*** Page extract Section Begins ***

Respect the Ancestors Now!

Respect the Ancestors Now! May 19, 2021

Photo by Artem Beliaikin on Unsplash

Within the milieu of neopaganism, and nature-based religious movements that lie at the heart of modern Wicca and Druidry, as well as the magical arts in a broader context, the ancestors holds high office. When we talk of ancestors, most frequently we are thinking purposefully and immediately of deceased familial groups, past family members and direct lineal predecessors who now occupy the space of spirit. Indeed, there is a persistent regard for such ancestral notions in the Western world, through Catholic prayer, as well as in dominant Eastern traditions such as Taoism and Shinto.

Veneration of the dead has occupied a central place in the the ceremonial and ritualised traditions of human thought and belief for millennia, perhaps since the dawn of consciousness itself. Indeed, it has been noted that intelligent animals, such as crows, possess an awareness of death and enact ritual and superstitious behaviour regarding the dead. It has been suggested that this is, perhaps, more to do with evaluating risk, which may be the origin of funerary behaviours in all species, but the remarkable intuition and awareness of death indicates that the bare root of the concept is not lost on our animal kin.

Whilst watching the fantastic documentary film Tawai, from adventurer and indigenous peoples advocate Bruce Parry, something an Anthropologist said struck a important chord with me. In a discussion of the egalitarian societies of the Penan people of Borneo, a hunter gatherer society whose way of life is under threat from logging companies and the political machinations which encroach irreversibly upon their land, talk of ancestral society comes up. The symbiotic relationship with the forest, which is structurally essential to the Penan’s identity and worldview, is an extension of their egalitarian perspective which does not include concepts of time and possession. Both of these notionally arise after the shift to an agricultural way of life which depends upon apprehending seasonal time and the hoarding of property, together with its subsequent protection and raiding in times of need. It is thought that the Penan, and some few fellows in Indonesia and parts of remote Africa, are among the last of these hunter gatherer societies with such a worldview.

*** Page extract Section Ends ***
*** Given data Section Begins ***

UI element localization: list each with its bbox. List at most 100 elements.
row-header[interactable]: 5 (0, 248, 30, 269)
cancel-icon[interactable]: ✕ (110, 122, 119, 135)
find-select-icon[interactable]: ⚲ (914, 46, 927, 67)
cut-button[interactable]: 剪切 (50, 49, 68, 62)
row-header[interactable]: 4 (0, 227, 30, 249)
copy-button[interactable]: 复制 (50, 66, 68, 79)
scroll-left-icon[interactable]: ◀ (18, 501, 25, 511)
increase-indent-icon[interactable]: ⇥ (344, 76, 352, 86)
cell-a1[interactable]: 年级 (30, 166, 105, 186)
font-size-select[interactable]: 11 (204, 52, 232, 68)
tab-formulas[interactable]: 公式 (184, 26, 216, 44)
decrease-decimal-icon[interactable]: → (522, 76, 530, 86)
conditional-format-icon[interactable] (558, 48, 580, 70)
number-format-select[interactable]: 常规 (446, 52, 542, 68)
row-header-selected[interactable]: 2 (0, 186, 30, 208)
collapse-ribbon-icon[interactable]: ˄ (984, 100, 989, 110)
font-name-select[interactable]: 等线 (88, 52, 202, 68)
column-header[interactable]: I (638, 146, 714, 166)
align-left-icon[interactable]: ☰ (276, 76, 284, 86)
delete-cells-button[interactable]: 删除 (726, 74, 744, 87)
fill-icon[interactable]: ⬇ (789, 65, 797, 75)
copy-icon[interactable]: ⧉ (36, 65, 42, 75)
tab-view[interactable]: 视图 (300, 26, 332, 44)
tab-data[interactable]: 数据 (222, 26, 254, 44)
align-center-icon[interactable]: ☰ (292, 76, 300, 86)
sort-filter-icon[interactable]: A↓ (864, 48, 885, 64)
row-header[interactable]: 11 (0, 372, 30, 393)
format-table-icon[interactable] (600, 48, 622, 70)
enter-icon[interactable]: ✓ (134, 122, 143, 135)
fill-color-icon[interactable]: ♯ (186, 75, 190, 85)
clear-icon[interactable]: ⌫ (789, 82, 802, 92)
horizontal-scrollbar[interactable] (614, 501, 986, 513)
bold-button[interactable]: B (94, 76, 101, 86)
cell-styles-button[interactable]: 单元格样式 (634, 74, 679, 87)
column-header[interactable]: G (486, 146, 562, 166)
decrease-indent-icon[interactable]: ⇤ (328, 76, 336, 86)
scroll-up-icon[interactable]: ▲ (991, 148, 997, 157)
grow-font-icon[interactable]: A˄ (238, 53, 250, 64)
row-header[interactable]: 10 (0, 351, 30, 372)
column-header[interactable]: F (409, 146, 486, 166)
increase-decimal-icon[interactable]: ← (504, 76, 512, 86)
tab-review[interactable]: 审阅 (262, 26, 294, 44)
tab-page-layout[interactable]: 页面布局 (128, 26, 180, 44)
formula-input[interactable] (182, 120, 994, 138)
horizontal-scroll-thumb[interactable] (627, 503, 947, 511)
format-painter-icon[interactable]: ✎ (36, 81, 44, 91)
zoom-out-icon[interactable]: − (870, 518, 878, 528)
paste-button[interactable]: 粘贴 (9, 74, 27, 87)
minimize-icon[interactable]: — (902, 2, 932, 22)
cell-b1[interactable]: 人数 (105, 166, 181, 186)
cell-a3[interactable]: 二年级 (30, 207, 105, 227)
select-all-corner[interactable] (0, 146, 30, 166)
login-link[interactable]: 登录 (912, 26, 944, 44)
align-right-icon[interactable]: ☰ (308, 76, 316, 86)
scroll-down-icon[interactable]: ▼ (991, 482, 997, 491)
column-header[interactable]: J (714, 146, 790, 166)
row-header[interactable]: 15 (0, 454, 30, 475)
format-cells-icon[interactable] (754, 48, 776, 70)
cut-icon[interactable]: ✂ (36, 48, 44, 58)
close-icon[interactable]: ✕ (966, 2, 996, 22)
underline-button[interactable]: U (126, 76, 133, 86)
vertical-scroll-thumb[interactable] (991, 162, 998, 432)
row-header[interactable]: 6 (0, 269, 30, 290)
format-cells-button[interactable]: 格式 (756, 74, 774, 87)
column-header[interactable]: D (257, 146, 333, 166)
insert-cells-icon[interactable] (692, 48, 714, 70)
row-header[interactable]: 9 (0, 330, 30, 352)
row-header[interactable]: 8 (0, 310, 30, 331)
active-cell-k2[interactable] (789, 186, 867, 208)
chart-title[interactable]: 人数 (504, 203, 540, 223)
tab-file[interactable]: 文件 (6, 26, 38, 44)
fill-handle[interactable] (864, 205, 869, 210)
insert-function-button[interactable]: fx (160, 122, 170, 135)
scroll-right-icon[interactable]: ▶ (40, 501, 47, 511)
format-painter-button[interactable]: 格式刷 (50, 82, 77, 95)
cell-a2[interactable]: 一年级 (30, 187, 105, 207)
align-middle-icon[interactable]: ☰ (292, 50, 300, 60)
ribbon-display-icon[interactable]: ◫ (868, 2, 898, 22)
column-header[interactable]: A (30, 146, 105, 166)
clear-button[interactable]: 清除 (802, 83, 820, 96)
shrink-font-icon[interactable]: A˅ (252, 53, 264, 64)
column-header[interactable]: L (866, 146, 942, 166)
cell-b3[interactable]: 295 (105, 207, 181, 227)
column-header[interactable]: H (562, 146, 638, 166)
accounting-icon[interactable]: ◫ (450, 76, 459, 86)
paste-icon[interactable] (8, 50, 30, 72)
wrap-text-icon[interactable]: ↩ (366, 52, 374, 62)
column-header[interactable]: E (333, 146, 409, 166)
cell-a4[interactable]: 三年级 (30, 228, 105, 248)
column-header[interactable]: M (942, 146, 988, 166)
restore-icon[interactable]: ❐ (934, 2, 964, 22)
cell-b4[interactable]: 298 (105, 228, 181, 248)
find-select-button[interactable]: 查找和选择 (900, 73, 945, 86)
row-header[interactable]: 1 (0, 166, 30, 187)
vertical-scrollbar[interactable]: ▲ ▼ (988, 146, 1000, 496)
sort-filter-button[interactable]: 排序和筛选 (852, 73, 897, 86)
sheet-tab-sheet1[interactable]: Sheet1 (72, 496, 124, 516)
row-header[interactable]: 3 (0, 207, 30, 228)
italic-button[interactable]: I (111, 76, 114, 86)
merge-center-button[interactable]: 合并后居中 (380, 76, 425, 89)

*** Given data Section Ends ***

**Assignment**
Answer these questions from the article on ancestor veneration:
(a) Which two Eastern traditions does it name as holding a persistent regard for ancestral notions?
(b) Which intelligent animals does it say possess an awareness of death?
(c) On which island do the Penan people live?
Rely solely on the article on ancestor veneration when responding.

**Answer to this task**
(a) Taoism and Shinto.
(b) Crows.
(c) Borneo.